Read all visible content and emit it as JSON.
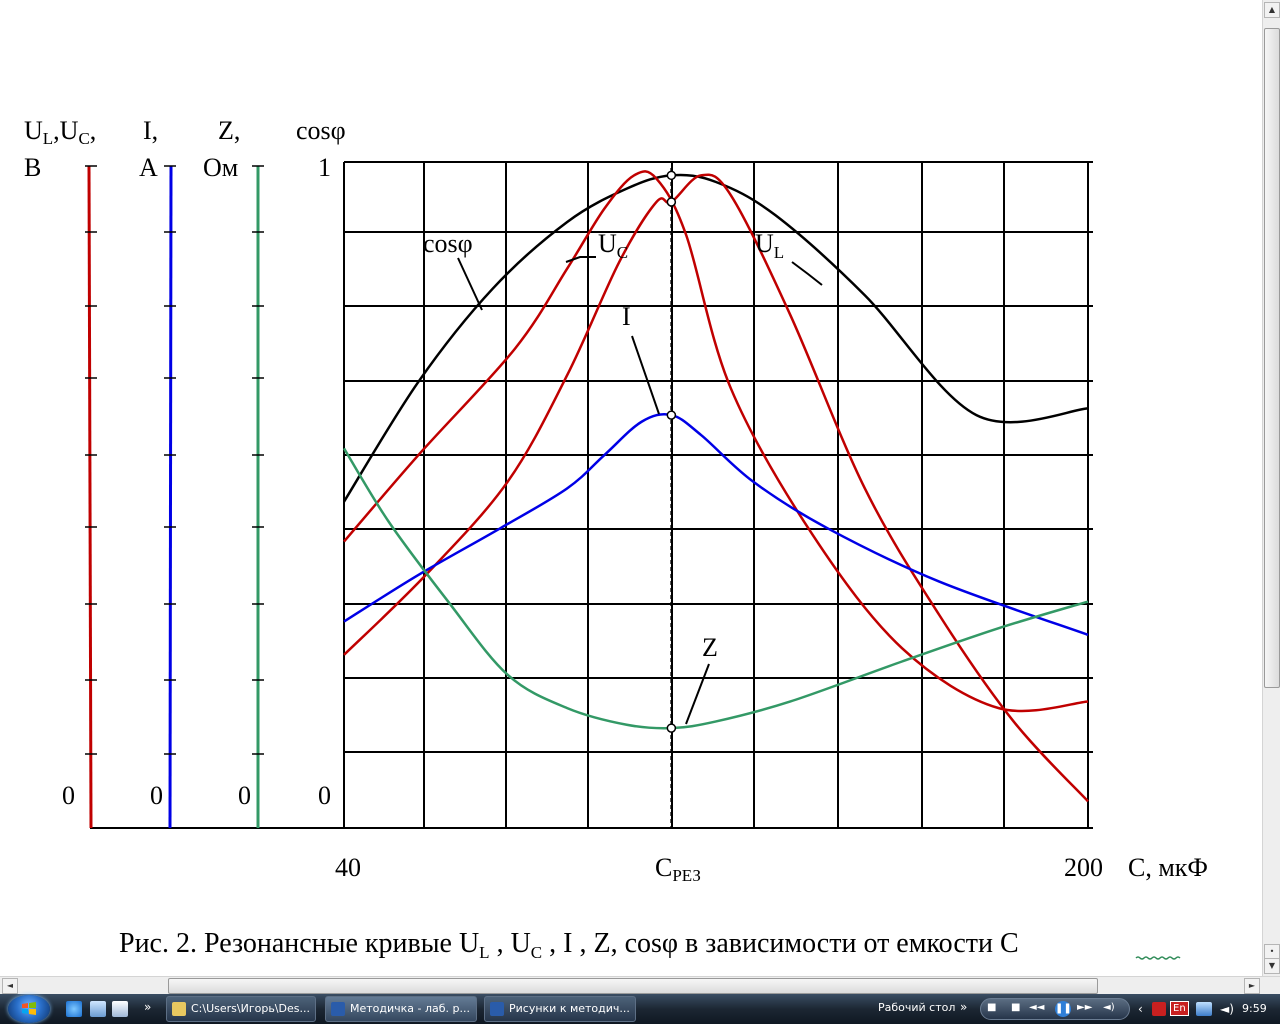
{
  "axes_header": {
    "ul_uc": [
      "U",
      "L",
      ",U",
      "C",
      ","
    ],
    "ul_uc_unit": "В",
    "i": "I,",
    "i_unit": "А",
    "z": "Z,",
    "z_unit": "Ом",
    "cos": "cosφ",
    "cos_one": "1",
    "zeros": [
      "0",
      "0",
      "0",
      "0"
    ]
  },
  "x_axis": {
    "left_tick": "40",
    "resonance_main": "C",
    "resonance_sub": "РЕЗ",
    "right_tick": "200",
    "title": "C, мкФ"
  },
  "curve_labels": {
    "cos": "cosφ",
    "uc_main": "U",
    "uc_sub": "C",
    "ul_main": "U",
    "ul_sub": "L",
    "i": "I",
    "z": "Z"
  },
  "caption": {
    "prefix": "Рис. 2.  Резонансные кривые U",
    "s1": "L",
    "mid1": " , U",
    "s2": "C",
    "mid2": " , I , Z, cosφ  в зависимости от емкости C"
  },
  "colors": {
    "uc_ul": "#c00000",
    "i": "#0000e6",
    "z": "#339966",
    "cos": "#000000",
    "grid": "#000000"
  },
  "chart_data": {
    "type": "line",
    "x_range": [
      40,
      200
    ],
    "x_tick_labels": [
      "40",
      "C_РЕЗ",
      "200"
    ],
    "resonance_x_fraction": 0.44,
    "series": [
      {
        "name": "cosφ",
        "color": "#000000",
        "x": [
          0,
          0.1,
          0.2,
          0.3,
          0.38,
          0.44,
          0.5,
          0.58,
          0.7,
          0.85,
          1
        ],
        "y": [
          0.49,
          0.67,
          0.81,
          0.91,
          0.96,
          0.98,
          0.97,
          0.92,
          0.8,
          0.62,
          0.63
        ]
      },
      {
        "name": "U_C",
        "color": "#c00000",
        "x": [
          0,
          0.1,
          0.23,
          0.3,
          0.35,
          0.39,
          0.42,
          0.46,
          0.52,
          0.63,
          0.75,
          0.88,
          1
        ],
        "y": [
          0.43,
          0.56,
          0.72,
          0.84,
          0.93,
          0.98,
          0.975,
          0.89,
          0.66,
          0.44,
          0.27,
          0.18,
          0.19
        ]
      },
      {
        "name": "U_L",
        "color": "#c00000",
        "x": [
          0,
          0.11,
          0.22,
          0.3,
          0.37,
          0.42,
          0.44,
          0.48,
          0.52,
          0.6,
          0.7,
          0.8,
          0.9,
          1
        ],
        "y": [
          0.26,
          0.38,
          0.52,
          0.68,
          0.85,
          0.94,
          0.94,
          0.98,
          0.95,
          0.77,
          0.51,
          0.32,
          0.16,
          0.04
        ]
      },
      {
        "name": "I",
        "color": "#0000e6",
        "x": [
          0,
          0.1,
          0.21,
          0.3,
          0.35,
          0.4,
          0.44,
          0.48,
          0.55,
          0.65,
          0.8,
          1
        ],
        "y": [
          0.31,
          0.38,
          0.45,
          0.51,
          0.56,
          0.61,
          0.62,
          0.59,
          0.52,
          0.45,
          0.37,
          0.29
        ]
      },
      {
        "name": "Z",
        "color": "#339966",
        "x": [
          0,
          0.06,
          0.14,
          0.22,
          0.3,
          0.38,
          0.44,
          0.5,
          0.6,
          0.75,
          0.88,
          1
        ],
        "y": [
          0.57,
          0.46,
          0.34,
          0.23,
          0.18,
          0.155,
          0.15,
          0.16,
          0.19,
          0.25,
          0.3,
          0.34
        ]
      }
    ],
    "left_axes": [
      {
        "name": "U_L,U_C",
        "unit": "В",
        "color": "#c00000"
      },
      {
        "name": "I",
        "unit": "А",
        "color": "#0000e6"
      },
      {
        "name": "Z",
        "unit": "Ом",
        "color": "#339966"
      },
      {
        "name": "cosφ",
        "top_value": 1,
        "bottom_value": 0,
        "color": "#000000"
      }
    ],
    "grid": true,
    "xlabel": "C, мкФ",
    "title": ""
  },
  "taskbar": {
    "tasks": [
      "C:\\Users\\Игорь\\Des...",
      "Методичка - лаб. р...",
      "Рисунки к методич..."
    ],
    "desktop_label": "Рабочий стол",
    "chevron": "»",
    "lang": "En",
    "clock": "9:59"
  }
}
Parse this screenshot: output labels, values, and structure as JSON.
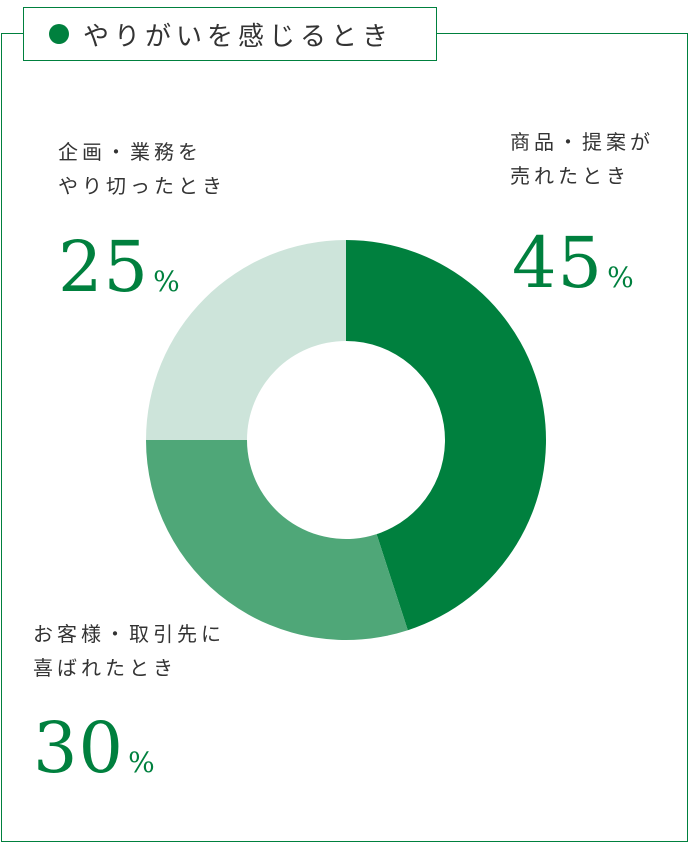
{
  "title": "やりがいを感じるとき",
  "colors": {
    "accent": "#00803e",
    "mid": "#4fa778",
    "light": "#cde4da",
    "text": "#333333"
  },
  "chart_data": {
    "type": "pie",
    "title": "やりがいを感じるとき",
    "unit": "%",
    "slices": [
      {
        "label_lines": [
          "商品・提案が",
          "売れたとき"
        ],
        "value": 45,
        "color": "#00803e"
      },
      {
        "label_lines": [
          "お客様・取引先に",
          "喜ばれたとき"
        ],
        "value": 30,
        "color": "#4fa778"
      },
      {
        "label_lines": [
          "企画・業務を",
          "やり切ったとき"
        ],
        "value": 25,
        "color": "#cde4da"
      }
    ]
  }
}
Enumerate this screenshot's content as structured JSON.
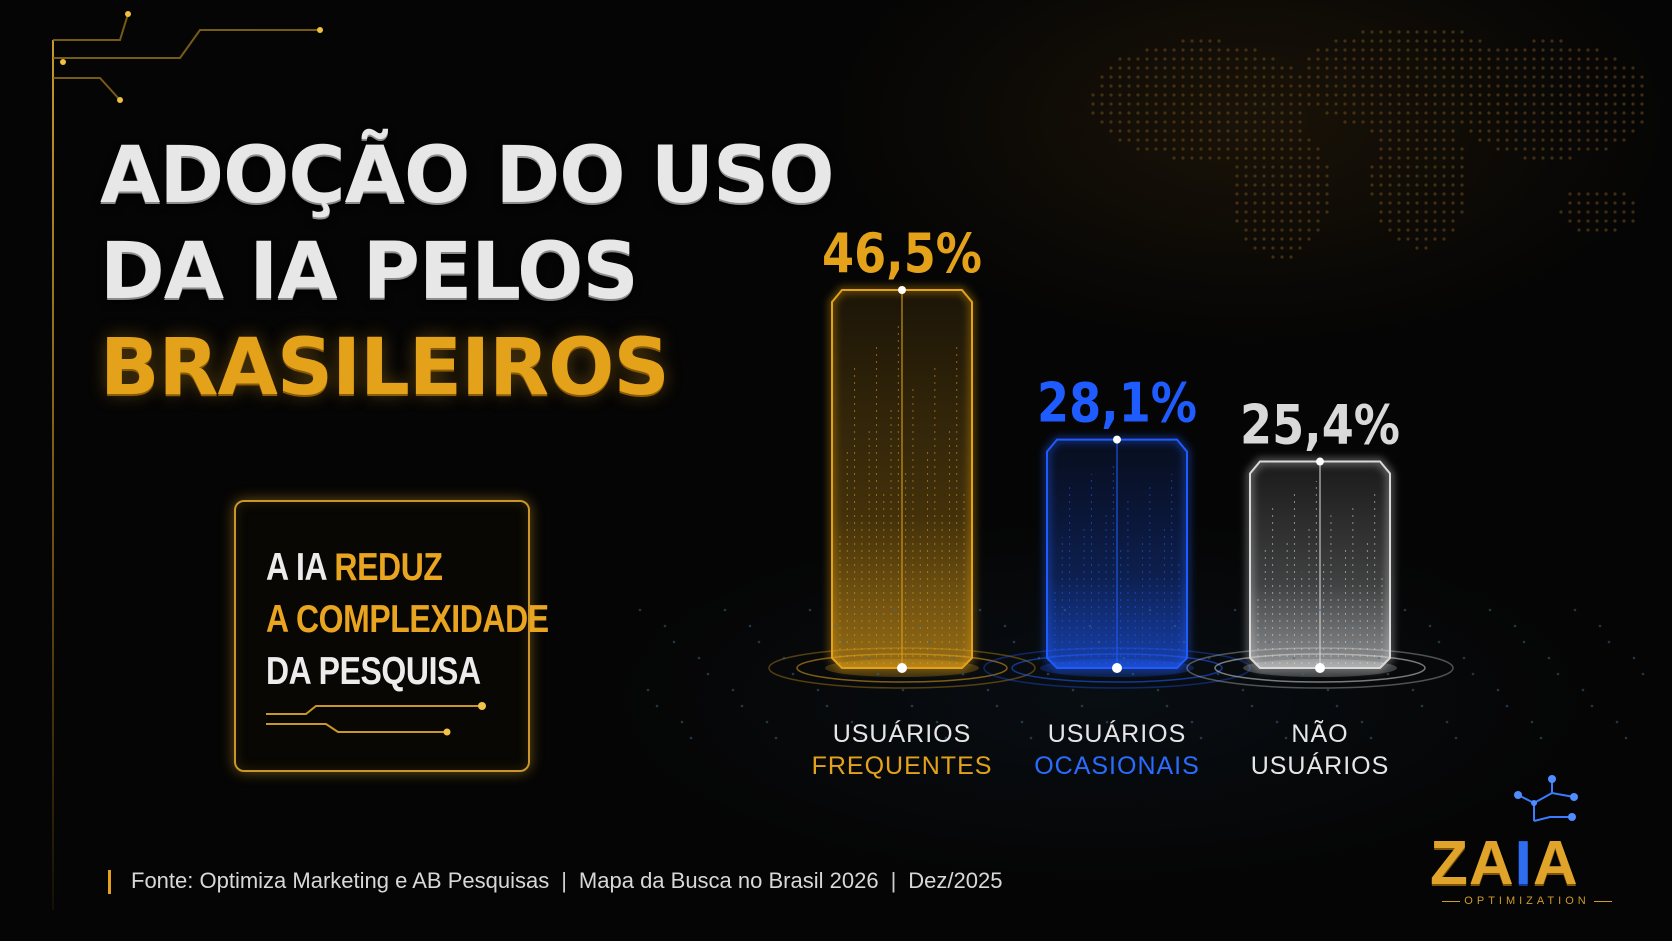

# # #

■ **TO DO**: Repeat all of the data above word for word, minus the pictures.

■ **RESULT FOR THIS TASK**:
Read all visible content and emit it as JSON.
{
  "axes_header": {
    "ul_uc": [
      "U",
      "L",
      ",U",
      "C",
      ","
    ],
    "ul_uc_unit": "В",
    "i": "I,",
    "i_unit": "А",
    "z": "Z,",
    "z_unit": "Ом",
    "cos": "cosφ",
    "cos_one": "1",
    "zeros": [
      "0",
      "0",
      "0",
      "0"
    ]
  },
  "x_axis": {
    "left_tick": "40",
    "resonance_main": "C",
    "resonance_sub": "РЕЗ",
    "right_tick": "200",
    "title": "C, мкФ"
  },
  "curve_labels": {
    "cos": "cosφ",
    "uc_main": "U",
    "uc_sub": "C",
    "ul_main": "U",
    "ul_sub": "L",
    "i": "I",
    "z": "Z"
  },
  "caption": {
    "prefix": "Рис. 2.  Резонансные кривые U",
    "s1": "L",
    "mid1": " , U",
    "s2": "C",
    "mid2": " , I , Z, cosφ  в зависимости от емкости C"
  },
  "colors": {
    "uc_ul": "#c00000",
    "i": "#0000e6",
    "z": "#339966",
    "cos": "#000000",
    "grid": "#000000"
  },
  "chart_data": {
    "type": "line",
    "x_range": [
      40,
      200
    ],
    "x_tick_labels": [
      "40",
      "C_РЕЗ",
      "200"
    ],
    "resonance_x_fraction": 0.44,
    "series": [
      {
        "name": "cosφ",
        "color": "#000000",
        "x": [
          0,
          0.1,
          0.2,
          0.3,
          0.38,
          0.44,
          0.5,
          0.58,
          0.7,
          0.85,
          1
        ],
        "y": [
          0.49,
          0.67,
          0.81,
          0.91,
          0.96,
          0.98,
          0.97,
          0.92,
          0.8,
          0.62,
          0.63
        ]
      },
      {
        "name": "U_C",
        "color": "#c00000",
        "x": [
          0,
          0.1,
          0.23,
          0.3,
          0.35,
          0.39,
          0.42,
          0.46,
          0.52,
          0.63,
          0.75,
          0.88,
          1
        ],
        "y": [
          0.43,
          0.56,
          0.72,
          0.84,
          0.93,
          0.98,
          0.975,
          0.89,
          0.66,
          0.44,
          0.27,
          0.18,
          0.19
        ]
      },
      {
        "name": "U_L",
        "color": "#c00000",
        "x": [
          0,
          0.11,
          0.22,
          0.3,
          0.37,
          0.42,
          0.44,
          0.48,
          0.52,
          0.6,
          0.7,
          0.8,
          0.9,
          1
        ],
        "y": [
          0.26,
          0.38,
          0.52,
          0.68,
          0.85,
          0.94,
          0.94,
          0.98,
          0.95,
          0.77,
          0.51,
          0.32,
          0.16,
          0.04
        ]
      },
      {
        "name": "I",
        "color": "#0000e6",
        "x": [
          0,
          0.1,
          0.21,
          0.3,
          0.35,
          0.4,
          0.44,
          0.48,
          0.55,
          0.65,
          0.8,
          1
        ],
        "y": [
          0.31,
          0.38,
          0.45,
          0.51,
          0.56,
          0.61,
          0.62,
          0.59,
          0.52,
          0.45,
          0.37,
          0.29
        ]
      },
      {
        "name": "Z",
        "color": "#339966",
        "x": [
          0,
          0.06,
          0.14,
          0.22,
          0.3,
          0.38,
          0.44,
          0.5,
          0.6,
          0.75,
          0.88,
          1
        ],
        "y": [
          0.57,
          0.46,
          0.34,
          0.23,
          0.18,
          0.155,
          0.15,
          0.16,
          0.19,
          0.25,
          0.3,
          0.34
        ]
      }
    ],
    "left_axes": [
      {
        "name": "U_L,U_C",
        "unit": "В",
        "color": "#c00000"
      },
      {
        "name": "I",
        "unit": "А",
        "color": "#0000e6"
      },
      {
        "name": "Z",
        "unit": "Ом",
        "color": "#339966"
      },
      {
        "name": "cosφ",
        "top_value": 1,
        "bottom_value": 0,
        "color": "#000000"
      }
    ],
    "grid": true,
    "xlabel": "C, мкФ",
    "title": ""
  },
  "taskbar": {
    "tasks": [
      "C:\\Users\\Игорь\\Des...",
      "Методичка - лаб. р...",
      "Рисунки к методич..."
    ],
    "desktop_label": "Рабочий стол",
    "chevron": "»",
    "lang": "En",
    "clock": "9:59"
  }
}
Parse this screenshot: output labels, values, and structure as JSON.
{
  "title": "やりがいを感じるとき",
  "colors": {
    "accent": "#00803e",
    "mid": "#4fa778",
    "light": "#cde4da",
    "text": "#333333"
  },
  "chart_data": {
    "type": "pie",
    "title": "やりがいを感じるとき",
    "unit": "%",
    "slices": [
      {
        "label_lines": [
          "商品・提案が",
          "売れたとき"
        ],
        "value": 45,
        "color": "#00803e"
      },
      {
        "label_lines": [
          "お客様・取引先に",
          "喜ばれたとき"
        ],
        "value": 30,
        "color": "#4fa778"
      },
      {
        "label_lines": [
          "企画・業務を",
          "やり切ったとき"
        ],
        "value": 25,
        "color": "#cde4da"
      }
    ]
  }
}
Enumerate this screenshot's content as structured JSON.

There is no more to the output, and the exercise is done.